Start PROVIDED MATERIAL
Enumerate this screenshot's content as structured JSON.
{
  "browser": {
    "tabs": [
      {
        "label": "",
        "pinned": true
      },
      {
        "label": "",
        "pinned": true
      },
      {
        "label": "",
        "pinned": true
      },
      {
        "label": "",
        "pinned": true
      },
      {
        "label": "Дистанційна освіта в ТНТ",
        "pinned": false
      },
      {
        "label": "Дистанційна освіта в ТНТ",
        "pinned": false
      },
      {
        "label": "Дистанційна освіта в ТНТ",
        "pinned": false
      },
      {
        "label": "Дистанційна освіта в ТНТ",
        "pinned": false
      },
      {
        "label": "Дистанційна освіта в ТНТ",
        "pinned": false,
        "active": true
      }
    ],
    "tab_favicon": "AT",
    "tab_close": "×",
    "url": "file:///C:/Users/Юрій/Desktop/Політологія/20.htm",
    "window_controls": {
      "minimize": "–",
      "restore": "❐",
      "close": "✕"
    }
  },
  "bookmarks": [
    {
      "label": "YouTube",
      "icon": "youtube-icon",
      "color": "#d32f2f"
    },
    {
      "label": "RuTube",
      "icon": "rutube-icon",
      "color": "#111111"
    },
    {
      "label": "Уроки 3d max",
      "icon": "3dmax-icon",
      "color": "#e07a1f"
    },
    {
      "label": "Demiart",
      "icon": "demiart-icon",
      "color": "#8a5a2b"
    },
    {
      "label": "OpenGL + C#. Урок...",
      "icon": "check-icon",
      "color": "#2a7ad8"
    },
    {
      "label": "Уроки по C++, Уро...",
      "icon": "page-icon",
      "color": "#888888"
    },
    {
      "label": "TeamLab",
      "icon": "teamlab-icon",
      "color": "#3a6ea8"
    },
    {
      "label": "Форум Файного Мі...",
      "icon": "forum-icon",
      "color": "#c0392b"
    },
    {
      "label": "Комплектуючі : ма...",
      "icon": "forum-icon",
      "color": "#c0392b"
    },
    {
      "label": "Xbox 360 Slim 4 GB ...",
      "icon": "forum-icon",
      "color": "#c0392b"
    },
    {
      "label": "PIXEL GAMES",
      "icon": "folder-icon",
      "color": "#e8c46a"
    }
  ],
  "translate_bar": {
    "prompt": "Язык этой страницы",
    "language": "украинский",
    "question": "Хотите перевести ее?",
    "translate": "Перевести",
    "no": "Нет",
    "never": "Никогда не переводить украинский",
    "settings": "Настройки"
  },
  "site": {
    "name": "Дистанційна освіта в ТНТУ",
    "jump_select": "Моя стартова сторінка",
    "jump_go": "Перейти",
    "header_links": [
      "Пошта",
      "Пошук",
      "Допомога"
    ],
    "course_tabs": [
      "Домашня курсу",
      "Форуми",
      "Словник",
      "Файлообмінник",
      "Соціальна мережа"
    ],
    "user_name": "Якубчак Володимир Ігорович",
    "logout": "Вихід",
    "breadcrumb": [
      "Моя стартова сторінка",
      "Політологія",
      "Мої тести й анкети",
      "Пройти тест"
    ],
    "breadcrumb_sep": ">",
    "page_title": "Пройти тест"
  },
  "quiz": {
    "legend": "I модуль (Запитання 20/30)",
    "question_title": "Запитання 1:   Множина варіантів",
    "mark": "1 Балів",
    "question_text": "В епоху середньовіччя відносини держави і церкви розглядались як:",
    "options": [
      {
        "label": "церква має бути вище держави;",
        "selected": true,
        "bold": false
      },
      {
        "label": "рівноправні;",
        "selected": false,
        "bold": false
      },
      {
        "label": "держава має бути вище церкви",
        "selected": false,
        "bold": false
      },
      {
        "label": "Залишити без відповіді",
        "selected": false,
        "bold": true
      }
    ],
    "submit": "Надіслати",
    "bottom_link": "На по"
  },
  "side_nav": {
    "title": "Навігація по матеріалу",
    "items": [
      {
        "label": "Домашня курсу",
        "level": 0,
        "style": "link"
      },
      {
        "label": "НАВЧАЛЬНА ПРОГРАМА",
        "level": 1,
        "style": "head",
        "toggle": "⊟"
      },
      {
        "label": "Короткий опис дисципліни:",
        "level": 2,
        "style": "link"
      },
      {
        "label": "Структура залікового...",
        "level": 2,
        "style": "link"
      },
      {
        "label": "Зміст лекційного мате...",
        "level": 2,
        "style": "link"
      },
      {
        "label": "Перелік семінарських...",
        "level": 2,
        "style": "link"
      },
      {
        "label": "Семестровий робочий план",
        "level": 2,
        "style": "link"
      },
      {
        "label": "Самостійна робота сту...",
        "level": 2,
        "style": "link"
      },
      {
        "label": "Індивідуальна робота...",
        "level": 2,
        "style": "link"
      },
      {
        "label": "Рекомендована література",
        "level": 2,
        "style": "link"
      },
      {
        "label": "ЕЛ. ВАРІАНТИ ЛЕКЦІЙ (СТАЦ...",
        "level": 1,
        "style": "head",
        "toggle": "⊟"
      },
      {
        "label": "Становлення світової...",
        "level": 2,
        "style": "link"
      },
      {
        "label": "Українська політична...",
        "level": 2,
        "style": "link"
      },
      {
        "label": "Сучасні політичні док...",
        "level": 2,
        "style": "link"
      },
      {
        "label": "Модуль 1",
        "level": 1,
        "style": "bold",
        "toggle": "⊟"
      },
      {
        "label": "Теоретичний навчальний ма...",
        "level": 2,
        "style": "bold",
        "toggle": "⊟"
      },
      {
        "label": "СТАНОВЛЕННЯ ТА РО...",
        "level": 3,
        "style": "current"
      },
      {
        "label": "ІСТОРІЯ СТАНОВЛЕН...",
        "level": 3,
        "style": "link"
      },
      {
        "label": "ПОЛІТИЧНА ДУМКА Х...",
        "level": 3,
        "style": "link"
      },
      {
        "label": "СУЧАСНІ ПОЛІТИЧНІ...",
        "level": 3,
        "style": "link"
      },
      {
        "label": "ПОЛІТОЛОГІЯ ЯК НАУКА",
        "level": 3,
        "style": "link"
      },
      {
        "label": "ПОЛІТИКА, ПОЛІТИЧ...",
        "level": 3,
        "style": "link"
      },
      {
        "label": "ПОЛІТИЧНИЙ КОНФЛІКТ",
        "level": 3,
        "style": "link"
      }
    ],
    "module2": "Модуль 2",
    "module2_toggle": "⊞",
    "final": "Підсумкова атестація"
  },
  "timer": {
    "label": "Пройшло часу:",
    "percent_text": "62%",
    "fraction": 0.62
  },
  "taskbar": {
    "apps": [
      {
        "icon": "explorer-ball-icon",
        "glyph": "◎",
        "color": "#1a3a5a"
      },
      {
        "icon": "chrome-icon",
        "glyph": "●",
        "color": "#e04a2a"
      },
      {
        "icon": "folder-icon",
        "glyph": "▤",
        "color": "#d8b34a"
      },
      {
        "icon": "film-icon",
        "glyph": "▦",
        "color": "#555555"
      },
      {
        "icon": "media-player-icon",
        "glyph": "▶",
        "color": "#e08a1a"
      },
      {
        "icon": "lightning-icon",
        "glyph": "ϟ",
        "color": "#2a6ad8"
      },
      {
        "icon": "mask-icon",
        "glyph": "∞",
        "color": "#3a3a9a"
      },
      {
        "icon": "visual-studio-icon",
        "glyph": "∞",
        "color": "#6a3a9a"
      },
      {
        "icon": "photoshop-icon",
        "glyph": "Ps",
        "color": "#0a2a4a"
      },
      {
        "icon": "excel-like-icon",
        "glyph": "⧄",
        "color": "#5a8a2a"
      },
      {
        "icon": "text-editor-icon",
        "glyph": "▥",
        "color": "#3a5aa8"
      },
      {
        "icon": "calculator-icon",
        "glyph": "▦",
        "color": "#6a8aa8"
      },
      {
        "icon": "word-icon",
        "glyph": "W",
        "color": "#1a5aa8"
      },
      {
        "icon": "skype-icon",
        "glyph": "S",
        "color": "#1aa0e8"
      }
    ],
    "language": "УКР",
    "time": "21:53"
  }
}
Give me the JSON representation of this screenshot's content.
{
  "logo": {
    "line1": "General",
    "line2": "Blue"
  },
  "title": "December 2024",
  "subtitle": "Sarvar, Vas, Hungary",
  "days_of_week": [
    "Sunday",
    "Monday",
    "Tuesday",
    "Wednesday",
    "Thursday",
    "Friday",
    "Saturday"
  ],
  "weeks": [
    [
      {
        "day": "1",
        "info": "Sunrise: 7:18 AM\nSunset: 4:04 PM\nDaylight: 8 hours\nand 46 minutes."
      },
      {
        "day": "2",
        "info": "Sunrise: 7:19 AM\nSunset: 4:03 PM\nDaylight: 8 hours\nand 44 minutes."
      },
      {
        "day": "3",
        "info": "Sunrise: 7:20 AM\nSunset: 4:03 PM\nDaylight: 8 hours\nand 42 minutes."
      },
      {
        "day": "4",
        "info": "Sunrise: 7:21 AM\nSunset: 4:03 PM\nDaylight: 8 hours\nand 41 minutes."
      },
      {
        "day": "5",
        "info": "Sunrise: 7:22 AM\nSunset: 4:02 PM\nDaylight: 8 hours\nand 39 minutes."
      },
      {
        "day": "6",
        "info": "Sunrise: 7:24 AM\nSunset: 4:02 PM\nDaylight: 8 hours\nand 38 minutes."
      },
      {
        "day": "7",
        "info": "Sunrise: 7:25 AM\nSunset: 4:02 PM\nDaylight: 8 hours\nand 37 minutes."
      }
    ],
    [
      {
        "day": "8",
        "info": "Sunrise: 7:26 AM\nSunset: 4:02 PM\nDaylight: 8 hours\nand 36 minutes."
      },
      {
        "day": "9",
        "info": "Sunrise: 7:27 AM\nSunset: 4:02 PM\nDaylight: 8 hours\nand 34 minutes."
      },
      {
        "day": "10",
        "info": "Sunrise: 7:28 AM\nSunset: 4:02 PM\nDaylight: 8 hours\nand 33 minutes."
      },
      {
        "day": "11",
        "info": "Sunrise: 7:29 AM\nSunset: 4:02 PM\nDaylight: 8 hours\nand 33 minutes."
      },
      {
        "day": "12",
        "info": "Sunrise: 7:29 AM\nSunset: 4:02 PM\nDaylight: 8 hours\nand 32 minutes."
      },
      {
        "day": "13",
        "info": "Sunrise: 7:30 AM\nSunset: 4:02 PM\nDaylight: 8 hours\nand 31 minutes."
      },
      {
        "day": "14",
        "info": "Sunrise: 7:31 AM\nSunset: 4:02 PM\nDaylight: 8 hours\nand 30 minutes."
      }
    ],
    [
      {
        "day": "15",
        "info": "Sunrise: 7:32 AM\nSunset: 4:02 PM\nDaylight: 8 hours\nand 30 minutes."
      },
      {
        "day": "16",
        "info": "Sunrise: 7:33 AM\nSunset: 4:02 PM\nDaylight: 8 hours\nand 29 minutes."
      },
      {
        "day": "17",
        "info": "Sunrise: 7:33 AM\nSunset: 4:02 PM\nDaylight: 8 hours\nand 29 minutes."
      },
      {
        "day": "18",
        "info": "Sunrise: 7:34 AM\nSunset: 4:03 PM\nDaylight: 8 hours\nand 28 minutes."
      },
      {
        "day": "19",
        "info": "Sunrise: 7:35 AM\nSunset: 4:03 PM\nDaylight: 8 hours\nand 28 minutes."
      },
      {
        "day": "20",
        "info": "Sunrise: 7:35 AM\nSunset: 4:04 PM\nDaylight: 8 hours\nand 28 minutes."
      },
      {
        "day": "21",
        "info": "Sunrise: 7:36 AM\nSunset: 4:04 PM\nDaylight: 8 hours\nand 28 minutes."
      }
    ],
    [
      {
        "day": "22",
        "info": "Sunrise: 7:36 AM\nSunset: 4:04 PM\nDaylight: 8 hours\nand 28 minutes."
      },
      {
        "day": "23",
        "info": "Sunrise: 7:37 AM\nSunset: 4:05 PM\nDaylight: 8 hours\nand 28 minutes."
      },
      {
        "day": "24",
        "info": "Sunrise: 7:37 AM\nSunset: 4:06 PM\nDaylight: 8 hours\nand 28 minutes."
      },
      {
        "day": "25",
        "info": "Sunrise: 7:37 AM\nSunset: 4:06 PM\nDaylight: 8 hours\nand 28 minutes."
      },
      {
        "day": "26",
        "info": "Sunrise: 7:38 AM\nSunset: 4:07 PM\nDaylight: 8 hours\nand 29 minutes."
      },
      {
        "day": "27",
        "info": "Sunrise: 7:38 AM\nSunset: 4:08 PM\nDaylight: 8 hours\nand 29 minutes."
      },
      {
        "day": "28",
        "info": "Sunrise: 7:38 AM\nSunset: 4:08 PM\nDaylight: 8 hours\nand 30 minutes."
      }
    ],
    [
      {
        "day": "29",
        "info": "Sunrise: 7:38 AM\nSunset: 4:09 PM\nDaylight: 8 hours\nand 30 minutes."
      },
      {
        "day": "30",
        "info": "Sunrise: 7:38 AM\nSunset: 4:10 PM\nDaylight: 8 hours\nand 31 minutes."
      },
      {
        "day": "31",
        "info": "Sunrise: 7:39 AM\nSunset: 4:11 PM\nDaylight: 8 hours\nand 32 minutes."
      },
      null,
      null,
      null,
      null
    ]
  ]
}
End PROVIDED MATERIAL
_WHAT THE TASK ASKS_
Go through the records and gather the lines that hold "украинский".

_ANSWER TO THE EXERCISE_
    "language": "украинский",
    "never": "Никогда не переводить украинский",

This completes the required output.